# [THE REQUEST]
Copy each line below that contains "SIMAK".

# [Stored data]
● ● ● ● ● ● ●
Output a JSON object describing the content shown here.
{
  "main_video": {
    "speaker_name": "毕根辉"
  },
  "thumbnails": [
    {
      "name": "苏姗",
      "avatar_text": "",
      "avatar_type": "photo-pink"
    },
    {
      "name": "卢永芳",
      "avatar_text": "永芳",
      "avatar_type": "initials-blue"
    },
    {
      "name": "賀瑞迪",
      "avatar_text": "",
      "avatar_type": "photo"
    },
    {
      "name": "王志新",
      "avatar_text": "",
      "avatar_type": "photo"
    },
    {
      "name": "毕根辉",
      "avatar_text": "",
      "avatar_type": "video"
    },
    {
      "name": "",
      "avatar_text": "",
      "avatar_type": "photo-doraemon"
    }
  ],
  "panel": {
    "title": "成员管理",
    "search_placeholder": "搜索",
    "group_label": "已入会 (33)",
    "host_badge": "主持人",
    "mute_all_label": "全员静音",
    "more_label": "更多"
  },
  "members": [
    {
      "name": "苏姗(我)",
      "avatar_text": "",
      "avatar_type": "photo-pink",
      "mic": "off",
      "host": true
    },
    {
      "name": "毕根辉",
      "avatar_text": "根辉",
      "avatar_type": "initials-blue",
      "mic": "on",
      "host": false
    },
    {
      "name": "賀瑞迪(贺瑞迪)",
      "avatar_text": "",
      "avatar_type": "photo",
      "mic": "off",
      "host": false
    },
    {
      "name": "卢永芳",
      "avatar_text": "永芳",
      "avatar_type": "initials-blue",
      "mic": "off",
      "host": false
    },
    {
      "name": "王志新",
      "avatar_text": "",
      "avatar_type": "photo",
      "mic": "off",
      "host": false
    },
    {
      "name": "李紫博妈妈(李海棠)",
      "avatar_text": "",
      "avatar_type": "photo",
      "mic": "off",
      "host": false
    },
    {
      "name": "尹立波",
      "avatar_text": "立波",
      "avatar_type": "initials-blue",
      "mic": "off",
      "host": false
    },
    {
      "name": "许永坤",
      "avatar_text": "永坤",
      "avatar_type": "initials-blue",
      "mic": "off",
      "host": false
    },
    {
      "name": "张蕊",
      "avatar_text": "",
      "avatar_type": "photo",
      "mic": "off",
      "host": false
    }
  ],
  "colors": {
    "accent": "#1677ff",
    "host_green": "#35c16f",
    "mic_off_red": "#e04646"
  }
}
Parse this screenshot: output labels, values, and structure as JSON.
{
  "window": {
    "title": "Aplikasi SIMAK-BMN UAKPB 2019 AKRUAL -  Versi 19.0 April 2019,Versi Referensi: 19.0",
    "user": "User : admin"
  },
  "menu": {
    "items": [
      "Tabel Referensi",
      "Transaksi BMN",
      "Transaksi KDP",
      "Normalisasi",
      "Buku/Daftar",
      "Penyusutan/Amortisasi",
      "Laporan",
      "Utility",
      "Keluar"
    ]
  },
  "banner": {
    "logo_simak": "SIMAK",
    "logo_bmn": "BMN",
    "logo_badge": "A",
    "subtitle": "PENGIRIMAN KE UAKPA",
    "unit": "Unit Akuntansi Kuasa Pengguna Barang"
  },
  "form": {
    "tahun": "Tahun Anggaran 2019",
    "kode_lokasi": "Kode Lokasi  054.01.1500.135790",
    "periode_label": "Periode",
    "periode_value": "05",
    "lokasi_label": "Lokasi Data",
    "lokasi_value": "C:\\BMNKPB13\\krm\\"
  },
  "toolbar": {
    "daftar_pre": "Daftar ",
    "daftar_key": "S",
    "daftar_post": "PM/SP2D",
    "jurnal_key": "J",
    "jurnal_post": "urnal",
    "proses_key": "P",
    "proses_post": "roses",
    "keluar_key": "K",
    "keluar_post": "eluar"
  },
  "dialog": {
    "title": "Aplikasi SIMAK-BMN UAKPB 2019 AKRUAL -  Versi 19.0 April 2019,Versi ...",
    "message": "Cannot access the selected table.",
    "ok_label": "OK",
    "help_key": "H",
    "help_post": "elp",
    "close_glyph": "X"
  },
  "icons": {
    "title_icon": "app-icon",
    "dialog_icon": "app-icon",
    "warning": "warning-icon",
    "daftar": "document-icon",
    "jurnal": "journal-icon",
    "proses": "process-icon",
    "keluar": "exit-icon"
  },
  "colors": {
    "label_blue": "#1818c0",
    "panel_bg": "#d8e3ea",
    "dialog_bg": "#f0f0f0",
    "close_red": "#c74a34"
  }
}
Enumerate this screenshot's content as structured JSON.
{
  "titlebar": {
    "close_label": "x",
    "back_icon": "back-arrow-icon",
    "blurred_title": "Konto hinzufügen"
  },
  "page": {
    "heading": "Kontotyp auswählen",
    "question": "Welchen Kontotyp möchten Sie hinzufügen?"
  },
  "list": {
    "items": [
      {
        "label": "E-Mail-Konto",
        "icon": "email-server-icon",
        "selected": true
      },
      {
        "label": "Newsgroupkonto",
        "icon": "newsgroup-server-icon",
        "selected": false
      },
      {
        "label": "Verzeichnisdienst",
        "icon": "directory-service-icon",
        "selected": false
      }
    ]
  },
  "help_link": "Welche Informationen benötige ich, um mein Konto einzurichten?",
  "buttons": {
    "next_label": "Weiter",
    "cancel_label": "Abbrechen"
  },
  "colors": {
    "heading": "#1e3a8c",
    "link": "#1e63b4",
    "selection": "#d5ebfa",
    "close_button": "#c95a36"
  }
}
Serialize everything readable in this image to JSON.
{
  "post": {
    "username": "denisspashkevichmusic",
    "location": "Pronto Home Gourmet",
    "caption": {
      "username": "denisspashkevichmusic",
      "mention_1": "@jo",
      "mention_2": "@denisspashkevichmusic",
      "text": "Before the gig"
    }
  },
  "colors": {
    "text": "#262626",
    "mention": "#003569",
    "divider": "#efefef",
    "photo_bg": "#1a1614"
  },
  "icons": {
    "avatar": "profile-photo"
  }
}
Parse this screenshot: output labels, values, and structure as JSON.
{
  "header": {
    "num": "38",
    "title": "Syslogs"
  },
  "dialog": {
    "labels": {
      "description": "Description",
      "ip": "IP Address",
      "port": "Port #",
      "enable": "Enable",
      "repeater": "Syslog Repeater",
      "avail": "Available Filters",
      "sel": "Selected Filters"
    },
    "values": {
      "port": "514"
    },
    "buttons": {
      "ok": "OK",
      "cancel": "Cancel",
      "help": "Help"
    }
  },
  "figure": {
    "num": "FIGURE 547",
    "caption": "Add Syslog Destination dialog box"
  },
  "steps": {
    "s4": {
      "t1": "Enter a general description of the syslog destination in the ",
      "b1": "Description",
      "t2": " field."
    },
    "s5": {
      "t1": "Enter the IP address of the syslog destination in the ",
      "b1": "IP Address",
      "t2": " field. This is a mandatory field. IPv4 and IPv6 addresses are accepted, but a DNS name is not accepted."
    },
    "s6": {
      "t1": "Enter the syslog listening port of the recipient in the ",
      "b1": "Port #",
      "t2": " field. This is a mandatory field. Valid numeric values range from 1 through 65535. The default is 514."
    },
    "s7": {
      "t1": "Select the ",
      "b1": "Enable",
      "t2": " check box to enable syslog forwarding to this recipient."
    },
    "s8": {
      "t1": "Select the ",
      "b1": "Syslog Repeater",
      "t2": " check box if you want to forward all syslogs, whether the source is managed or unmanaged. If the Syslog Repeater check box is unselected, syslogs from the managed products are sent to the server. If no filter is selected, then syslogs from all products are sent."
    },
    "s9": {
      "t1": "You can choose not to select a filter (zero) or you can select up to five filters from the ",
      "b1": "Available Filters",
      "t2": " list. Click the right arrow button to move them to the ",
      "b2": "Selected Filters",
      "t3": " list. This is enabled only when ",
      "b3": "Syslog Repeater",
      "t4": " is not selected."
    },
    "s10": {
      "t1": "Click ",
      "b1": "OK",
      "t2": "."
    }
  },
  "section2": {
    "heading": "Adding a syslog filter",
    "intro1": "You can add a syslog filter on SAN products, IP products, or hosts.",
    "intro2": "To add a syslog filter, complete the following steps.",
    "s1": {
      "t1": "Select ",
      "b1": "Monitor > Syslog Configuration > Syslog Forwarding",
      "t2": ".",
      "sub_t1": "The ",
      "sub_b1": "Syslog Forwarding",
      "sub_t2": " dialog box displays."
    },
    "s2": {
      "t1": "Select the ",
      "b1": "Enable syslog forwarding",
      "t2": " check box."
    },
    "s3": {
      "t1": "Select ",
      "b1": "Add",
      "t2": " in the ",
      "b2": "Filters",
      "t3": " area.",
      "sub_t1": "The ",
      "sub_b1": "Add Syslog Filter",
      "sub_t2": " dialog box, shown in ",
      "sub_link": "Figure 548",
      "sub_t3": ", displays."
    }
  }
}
● ● ● ● ● ● ●
# [FULL SOLUTION]
    "title": "Aplikasi SIMAK-BMN UAKPB 2019 AKRUAL -  Versi 19.0 April 2019,Versi Referensi: 19.0",
    "logo_simak": "SIMAK",
    "title": "Aplikasi SIMAK-BMN UAKPB 2019 AKRUAL -  Versi 19.0 April 2019,Versi ...",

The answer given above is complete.